▶ Your task
Find each line holding the word "WhatsApp" and give the total alone.
--- Data for the task ---
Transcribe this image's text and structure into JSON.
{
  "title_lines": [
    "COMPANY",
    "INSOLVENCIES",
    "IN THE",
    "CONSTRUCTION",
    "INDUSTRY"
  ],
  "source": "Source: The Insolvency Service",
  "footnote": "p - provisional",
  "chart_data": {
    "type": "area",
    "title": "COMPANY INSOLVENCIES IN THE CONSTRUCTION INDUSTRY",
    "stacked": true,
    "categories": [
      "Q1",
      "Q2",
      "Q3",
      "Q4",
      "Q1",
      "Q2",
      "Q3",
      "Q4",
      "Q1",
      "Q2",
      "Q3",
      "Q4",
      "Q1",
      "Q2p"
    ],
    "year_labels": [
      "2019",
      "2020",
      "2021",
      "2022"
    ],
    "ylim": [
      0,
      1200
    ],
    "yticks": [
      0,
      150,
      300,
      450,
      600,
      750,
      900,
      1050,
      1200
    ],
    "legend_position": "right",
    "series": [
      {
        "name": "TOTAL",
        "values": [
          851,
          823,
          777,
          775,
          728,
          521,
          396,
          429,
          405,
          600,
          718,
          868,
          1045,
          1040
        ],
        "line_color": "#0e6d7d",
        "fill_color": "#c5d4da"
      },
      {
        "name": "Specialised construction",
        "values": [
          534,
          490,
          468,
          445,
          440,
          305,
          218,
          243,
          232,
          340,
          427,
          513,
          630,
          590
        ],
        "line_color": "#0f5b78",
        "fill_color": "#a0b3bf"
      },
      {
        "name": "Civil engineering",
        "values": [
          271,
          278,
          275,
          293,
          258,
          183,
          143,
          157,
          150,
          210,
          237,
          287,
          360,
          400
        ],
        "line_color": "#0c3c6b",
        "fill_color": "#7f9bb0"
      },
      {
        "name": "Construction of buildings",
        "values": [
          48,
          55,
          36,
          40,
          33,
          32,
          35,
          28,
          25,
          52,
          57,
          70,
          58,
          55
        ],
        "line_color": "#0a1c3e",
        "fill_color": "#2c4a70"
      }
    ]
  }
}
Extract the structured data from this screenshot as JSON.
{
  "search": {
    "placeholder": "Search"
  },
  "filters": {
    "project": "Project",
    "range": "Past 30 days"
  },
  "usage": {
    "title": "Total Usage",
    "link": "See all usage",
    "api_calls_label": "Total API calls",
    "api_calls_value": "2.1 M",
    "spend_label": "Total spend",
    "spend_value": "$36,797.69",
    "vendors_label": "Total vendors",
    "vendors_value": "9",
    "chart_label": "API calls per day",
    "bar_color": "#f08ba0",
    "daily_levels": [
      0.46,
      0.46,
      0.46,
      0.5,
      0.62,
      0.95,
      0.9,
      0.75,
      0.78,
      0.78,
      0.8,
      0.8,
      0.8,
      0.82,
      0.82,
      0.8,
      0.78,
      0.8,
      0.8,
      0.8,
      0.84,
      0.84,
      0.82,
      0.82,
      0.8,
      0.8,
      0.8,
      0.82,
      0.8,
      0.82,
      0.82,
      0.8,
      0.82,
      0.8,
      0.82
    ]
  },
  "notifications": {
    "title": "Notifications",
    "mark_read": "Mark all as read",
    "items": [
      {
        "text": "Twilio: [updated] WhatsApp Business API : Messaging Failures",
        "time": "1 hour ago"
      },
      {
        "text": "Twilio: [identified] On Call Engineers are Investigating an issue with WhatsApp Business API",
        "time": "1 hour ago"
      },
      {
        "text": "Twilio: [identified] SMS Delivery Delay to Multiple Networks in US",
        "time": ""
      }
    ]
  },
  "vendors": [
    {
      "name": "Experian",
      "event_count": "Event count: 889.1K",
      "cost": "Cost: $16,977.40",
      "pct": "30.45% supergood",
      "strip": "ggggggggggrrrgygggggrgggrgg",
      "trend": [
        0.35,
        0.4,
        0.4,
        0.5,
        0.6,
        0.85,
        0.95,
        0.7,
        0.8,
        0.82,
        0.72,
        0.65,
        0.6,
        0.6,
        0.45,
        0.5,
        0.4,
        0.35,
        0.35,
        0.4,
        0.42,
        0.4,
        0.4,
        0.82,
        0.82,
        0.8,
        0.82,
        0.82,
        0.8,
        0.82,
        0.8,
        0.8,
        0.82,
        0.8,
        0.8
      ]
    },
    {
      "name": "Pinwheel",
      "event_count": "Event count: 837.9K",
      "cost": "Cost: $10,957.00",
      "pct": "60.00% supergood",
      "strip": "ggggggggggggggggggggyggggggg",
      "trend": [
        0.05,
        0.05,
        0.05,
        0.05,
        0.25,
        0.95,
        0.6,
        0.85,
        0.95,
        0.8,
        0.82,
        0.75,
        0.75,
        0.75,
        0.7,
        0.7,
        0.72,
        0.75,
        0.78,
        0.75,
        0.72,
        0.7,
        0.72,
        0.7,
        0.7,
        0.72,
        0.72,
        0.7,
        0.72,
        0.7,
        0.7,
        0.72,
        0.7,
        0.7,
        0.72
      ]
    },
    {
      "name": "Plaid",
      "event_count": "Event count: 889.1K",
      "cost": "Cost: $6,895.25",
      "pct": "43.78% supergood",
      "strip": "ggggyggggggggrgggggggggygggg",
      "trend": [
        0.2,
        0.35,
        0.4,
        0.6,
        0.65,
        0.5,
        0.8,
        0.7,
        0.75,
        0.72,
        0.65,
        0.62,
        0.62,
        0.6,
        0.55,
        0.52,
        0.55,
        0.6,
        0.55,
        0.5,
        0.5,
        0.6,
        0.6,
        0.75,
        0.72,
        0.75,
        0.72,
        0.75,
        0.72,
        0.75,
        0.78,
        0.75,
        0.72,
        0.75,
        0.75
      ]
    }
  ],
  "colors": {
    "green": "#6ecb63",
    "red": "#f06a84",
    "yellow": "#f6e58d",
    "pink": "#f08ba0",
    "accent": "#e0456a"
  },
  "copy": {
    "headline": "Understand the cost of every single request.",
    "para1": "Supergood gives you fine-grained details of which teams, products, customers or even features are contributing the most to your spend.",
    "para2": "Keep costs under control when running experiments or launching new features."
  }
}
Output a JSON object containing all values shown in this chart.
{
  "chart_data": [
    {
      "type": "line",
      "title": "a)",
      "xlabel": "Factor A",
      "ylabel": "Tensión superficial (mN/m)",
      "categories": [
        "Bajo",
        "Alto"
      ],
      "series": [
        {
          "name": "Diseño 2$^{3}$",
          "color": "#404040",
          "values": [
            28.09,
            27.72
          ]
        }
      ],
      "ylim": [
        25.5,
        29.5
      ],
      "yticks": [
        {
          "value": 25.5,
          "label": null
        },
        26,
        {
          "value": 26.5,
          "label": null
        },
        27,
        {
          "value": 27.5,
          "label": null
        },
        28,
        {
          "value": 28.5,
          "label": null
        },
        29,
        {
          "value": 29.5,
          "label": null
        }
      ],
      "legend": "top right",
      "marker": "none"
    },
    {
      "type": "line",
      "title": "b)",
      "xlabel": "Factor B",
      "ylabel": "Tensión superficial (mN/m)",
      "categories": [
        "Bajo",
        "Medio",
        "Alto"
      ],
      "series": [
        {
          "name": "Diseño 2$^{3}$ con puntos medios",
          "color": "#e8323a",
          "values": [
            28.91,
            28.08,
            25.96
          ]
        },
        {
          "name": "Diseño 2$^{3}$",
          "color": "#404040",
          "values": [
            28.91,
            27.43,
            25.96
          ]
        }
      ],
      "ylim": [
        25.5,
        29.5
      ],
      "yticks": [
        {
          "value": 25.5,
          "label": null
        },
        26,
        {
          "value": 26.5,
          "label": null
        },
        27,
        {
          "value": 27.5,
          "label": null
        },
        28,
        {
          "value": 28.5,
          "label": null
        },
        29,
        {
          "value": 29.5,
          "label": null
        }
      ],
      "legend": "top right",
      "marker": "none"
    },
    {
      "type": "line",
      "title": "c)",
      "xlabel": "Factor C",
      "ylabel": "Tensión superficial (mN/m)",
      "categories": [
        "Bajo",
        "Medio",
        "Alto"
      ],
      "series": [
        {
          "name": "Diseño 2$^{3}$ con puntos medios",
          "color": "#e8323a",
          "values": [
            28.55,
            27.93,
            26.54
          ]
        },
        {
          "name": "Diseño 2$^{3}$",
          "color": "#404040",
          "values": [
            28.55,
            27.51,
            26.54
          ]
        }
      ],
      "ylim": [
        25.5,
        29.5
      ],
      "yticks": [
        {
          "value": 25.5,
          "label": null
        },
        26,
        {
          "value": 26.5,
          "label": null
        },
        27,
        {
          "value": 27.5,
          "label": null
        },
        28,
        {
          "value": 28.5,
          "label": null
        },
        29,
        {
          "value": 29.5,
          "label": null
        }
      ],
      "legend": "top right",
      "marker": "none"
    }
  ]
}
---
▶ Output for this task
2